* **WHAT TO PRODUCE**: Report, word for word, every line of the material that contains "BINANCE".

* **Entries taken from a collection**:
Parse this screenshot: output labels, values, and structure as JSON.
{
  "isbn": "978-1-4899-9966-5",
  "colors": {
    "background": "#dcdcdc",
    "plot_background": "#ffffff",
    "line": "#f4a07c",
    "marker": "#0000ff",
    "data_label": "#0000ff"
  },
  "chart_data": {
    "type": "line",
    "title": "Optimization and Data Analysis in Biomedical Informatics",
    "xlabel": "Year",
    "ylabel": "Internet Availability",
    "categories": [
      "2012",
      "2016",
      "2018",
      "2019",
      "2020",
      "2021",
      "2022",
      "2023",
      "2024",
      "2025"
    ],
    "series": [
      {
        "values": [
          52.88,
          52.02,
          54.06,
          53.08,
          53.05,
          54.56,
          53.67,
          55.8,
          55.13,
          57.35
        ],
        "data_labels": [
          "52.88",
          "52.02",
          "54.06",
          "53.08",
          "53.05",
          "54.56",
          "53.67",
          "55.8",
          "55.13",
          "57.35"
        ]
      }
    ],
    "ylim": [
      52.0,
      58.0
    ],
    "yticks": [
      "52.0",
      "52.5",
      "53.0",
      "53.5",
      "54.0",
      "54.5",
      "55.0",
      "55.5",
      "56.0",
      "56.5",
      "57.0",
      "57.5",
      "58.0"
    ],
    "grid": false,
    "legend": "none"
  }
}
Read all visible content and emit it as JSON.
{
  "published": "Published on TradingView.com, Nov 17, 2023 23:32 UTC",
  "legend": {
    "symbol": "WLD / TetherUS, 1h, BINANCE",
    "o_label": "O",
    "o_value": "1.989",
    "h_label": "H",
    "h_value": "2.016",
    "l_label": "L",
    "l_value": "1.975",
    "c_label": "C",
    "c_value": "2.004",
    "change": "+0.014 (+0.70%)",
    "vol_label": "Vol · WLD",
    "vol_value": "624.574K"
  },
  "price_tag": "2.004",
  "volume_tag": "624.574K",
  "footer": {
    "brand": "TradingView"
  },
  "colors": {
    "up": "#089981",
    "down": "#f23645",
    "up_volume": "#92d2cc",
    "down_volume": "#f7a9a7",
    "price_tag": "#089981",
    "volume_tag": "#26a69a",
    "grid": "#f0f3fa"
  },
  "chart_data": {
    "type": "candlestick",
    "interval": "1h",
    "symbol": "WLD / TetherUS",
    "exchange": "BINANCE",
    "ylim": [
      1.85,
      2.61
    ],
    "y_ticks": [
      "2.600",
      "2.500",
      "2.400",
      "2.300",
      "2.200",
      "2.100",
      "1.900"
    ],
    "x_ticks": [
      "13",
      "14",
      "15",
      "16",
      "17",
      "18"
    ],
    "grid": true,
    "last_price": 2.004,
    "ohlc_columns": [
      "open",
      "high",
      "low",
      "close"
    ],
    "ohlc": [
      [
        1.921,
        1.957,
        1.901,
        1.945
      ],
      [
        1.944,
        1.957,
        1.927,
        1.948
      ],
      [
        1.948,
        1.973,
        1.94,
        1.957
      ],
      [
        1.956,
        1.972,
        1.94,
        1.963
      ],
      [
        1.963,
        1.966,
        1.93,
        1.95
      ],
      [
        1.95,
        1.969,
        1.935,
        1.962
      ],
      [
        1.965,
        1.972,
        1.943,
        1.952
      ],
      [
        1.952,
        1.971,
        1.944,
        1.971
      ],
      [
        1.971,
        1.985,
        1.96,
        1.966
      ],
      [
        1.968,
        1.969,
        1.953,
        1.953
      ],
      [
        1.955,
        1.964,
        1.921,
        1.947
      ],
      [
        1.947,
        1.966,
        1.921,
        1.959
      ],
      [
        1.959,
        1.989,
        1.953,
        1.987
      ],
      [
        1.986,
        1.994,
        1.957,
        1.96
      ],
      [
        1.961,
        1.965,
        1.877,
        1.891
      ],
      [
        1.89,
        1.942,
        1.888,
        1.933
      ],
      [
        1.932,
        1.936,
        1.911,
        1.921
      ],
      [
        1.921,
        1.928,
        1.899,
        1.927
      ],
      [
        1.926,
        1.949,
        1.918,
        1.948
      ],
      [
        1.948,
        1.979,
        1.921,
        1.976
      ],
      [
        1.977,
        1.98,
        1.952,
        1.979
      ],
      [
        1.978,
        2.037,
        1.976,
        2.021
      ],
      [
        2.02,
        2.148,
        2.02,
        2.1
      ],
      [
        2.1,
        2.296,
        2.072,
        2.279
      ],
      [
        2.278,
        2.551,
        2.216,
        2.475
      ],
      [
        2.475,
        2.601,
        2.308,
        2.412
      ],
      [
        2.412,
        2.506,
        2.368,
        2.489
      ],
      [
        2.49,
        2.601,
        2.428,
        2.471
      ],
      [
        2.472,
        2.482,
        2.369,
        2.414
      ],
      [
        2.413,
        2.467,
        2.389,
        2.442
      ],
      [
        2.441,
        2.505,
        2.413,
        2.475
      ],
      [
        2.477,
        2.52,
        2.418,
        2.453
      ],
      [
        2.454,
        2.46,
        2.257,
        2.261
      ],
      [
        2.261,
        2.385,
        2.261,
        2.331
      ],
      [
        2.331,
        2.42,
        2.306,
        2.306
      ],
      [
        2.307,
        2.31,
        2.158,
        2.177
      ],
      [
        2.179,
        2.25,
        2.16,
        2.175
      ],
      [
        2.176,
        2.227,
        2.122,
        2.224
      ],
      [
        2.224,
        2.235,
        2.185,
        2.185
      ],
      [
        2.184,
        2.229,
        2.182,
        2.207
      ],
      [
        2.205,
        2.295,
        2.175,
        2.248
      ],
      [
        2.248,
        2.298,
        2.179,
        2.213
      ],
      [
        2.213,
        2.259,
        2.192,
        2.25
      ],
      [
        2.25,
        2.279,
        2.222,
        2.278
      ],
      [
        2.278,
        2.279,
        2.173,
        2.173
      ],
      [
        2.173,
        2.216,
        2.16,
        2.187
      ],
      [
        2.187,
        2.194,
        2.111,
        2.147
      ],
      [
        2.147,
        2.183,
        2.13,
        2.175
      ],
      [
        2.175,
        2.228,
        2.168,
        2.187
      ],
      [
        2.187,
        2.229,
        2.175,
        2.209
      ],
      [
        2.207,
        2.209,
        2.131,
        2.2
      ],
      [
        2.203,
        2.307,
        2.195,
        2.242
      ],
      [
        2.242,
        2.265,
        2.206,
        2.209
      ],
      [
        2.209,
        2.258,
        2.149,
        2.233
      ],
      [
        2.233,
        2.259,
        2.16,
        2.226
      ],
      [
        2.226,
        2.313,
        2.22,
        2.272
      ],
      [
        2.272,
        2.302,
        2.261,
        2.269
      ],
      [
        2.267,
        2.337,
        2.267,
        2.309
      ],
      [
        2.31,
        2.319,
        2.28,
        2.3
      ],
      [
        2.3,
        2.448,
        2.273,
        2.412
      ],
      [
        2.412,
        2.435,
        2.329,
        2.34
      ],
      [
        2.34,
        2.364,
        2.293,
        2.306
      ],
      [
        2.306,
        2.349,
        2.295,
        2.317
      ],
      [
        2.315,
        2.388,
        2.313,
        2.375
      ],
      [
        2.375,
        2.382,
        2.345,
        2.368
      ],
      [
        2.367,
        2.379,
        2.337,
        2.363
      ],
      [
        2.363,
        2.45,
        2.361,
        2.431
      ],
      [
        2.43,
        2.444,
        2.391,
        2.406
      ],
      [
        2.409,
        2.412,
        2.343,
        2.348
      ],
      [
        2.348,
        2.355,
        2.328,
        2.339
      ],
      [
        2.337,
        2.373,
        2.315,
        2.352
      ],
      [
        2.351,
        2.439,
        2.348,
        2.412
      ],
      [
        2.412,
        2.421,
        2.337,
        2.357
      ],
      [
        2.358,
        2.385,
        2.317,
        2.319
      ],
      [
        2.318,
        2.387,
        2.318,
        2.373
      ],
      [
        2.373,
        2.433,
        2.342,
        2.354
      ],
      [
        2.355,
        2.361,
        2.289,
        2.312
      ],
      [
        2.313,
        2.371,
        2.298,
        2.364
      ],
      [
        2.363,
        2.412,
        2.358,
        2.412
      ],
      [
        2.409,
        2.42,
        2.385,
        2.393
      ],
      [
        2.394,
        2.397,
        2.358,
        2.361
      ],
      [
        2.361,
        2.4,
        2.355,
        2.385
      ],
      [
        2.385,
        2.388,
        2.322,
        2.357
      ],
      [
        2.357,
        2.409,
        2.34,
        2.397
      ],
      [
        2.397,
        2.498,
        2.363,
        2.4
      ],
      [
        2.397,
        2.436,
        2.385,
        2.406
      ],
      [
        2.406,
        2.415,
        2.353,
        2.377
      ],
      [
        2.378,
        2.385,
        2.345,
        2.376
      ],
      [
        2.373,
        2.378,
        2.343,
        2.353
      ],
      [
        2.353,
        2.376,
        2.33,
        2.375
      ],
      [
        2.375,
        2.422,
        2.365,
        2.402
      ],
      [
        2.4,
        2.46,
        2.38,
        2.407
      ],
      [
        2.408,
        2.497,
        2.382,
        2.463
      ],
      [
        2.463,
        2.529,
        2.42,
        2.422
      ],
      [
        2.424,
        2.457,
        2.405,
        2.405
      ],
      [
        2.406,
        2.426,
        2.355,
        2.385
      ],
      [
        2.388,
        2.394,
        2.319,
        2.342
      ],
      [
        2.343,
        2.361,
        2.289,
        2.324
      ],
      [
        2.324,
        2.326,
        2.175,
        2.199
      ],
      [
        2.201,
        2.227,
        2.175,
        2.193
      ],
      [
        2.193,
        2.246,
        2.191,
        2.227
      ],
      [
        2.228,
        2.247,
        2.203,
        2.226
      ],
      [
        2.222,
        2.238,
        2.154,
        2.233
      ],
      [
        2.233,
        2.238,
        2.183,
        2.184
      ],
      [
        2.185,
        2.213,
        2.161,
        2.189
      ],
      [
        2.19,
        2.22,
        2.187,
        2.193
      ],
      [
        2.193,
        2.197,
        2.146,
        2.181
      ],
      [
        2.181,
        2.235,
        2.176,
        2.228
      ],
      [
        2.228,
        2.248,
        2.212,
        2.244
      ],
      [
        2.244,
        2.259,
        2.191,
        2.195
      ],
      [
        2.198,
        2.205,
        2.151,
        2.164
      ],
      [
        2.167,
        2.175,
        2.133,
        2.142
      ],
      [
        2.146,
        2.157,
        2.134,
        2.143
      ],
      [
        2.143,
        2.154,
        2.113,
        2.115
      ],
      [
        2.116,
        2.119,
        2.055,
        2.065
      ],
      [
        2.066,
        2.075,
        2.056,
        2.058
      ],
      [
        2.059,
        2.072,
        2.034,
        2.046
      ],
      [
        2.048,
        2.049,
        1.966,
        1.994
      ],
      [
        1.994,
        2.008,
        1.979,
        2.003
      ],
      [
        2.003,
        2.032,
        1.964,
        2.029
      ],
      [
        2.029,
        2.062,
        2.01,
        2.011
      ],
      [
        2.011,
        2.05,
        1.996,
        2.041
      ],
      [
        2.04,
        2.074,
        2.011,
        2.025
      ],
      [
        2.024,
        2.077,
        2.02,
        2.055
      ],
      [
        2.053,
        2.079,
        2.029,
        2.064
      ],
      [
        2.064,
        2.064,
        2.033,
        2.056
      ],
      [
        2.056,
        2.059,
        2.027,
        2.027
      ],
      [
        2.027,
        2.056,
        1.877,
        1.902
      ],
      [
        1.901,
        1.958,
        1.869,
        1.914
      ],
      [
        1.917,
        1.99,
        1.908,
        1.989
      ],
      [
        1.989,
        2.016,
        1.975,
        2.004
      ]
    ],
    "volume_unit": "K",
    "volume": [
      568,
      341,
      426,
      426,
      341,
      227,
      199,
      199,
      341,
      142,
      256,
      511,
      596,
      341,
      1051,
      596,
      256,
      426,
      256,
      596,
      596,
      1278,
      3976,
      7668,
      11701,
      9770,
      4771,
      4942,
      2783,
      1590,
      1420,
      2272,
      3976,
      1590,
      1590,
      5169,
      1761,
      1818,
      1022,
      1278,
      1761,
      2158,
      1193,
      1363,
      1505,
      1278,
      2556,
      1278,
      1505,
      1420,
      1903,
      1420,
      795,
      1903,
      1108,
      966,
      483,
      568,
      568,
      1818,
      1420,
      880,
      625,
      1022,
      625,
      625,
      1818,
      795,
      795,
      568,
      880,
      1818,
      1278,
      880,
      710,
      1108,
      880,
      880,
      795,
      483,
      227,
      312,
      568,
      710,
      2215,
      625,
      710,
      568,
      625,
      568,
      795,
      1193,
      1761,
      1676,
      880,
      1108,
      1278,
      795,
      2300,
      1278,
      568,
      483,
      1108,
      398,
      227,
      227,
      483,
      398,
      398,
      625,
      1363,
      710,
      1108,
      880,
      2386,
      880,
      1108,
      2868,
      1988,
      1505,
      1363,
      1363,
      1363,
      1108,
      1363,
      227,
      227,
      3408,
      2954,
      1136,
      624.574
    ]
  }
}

* **THE COMPLETED TASK**:
    "symbol": "WLD / TetherUS, 1h, BINANCE",
    "exchange": "BINANCE",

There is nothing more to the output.